_Work instructions_
Write out the material again exactly, please, and omit the pictures.

────────────────────

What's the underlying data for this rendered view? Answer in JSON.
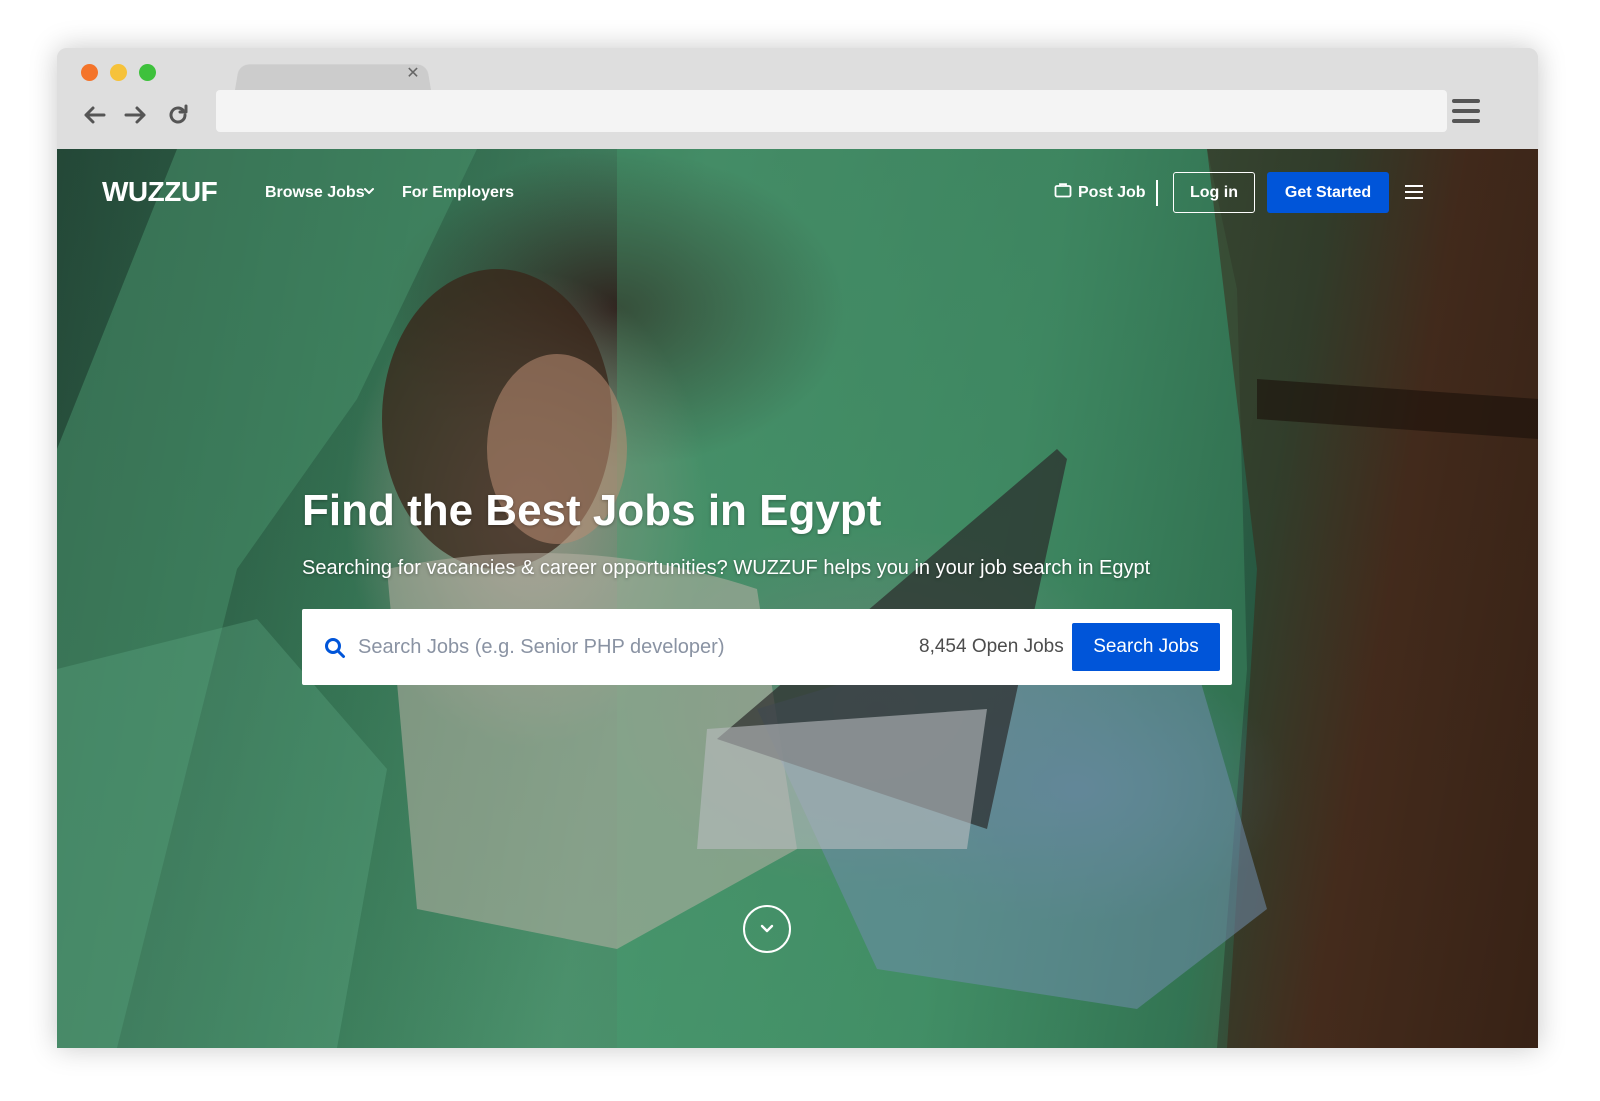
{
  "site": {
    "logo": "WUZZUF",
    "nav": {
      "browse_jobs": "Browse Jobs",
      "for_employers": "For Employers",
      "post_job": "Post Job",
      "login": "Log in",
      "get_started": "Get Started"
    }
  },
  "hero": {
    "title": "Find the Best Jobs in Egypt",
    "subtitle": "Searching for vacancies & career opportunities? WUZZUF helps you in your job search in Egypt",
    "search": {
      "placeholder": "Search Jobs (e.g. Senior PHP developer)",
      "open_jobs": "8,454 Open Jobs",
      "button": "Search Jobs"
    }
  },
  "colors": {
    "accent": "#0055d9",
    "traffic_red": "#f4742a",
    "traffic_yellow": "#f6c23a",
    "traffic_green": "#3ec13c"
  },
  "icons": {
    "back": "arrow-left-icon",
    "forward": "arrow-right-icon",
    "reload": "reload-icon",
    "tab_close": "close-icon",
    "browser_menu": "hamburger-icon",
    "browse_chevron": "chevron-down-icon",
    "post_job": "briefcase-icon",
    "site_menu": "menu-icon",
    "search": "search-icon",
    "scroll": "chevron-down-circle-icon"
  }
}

────────────────────

_Solution for this task_
What's the underlying data for this rendered view? Answer in JSON.
{
  "site": {
    "logo": "WUZZUF",
    "nav": {
      "browse_jobs": "Browse Jobs",
      "for_employers": "For Employers",
      "post_job": "Post Job",
      "login": "Log in",
      "get_started": "Get Started"
    }
  },
  "hero": {
    "title": "Find the Best Jobs in Egypt",
    "subtitle": "Searching for vacancies & career opportunities? WUZZUF helps you in your job search in Egypt",
    "search": {
      "placeholder": "Search Jobs (e.g. Senior PHP developer)",
      "open_jobs": "8,454 Open Jobs",
      "button": "Search Jobs"
    }
  },
  "colors": {
    "accent": "#0055d9",
    "traffic_red": "#f4742a",
    "traffic_yellow": "#f6c23a",
    "traffic_green": "#3ec13c"
  },
  "icons": {
    "back": "arrow-left-icon",
    "forward": "arrow-right-icon",
    "reload": "reload-icon",
    "tab_close": "close-icon",
    "browser_menu": "hamburger-icon",
    "browse_chevron": "chevron-down-icon",
    "post_job": "briefcase-icon",
    "site_menu": "menu-icon",
    "search": "search-icon",
    "scroll": "chevron-down-circle-icon"
  }
}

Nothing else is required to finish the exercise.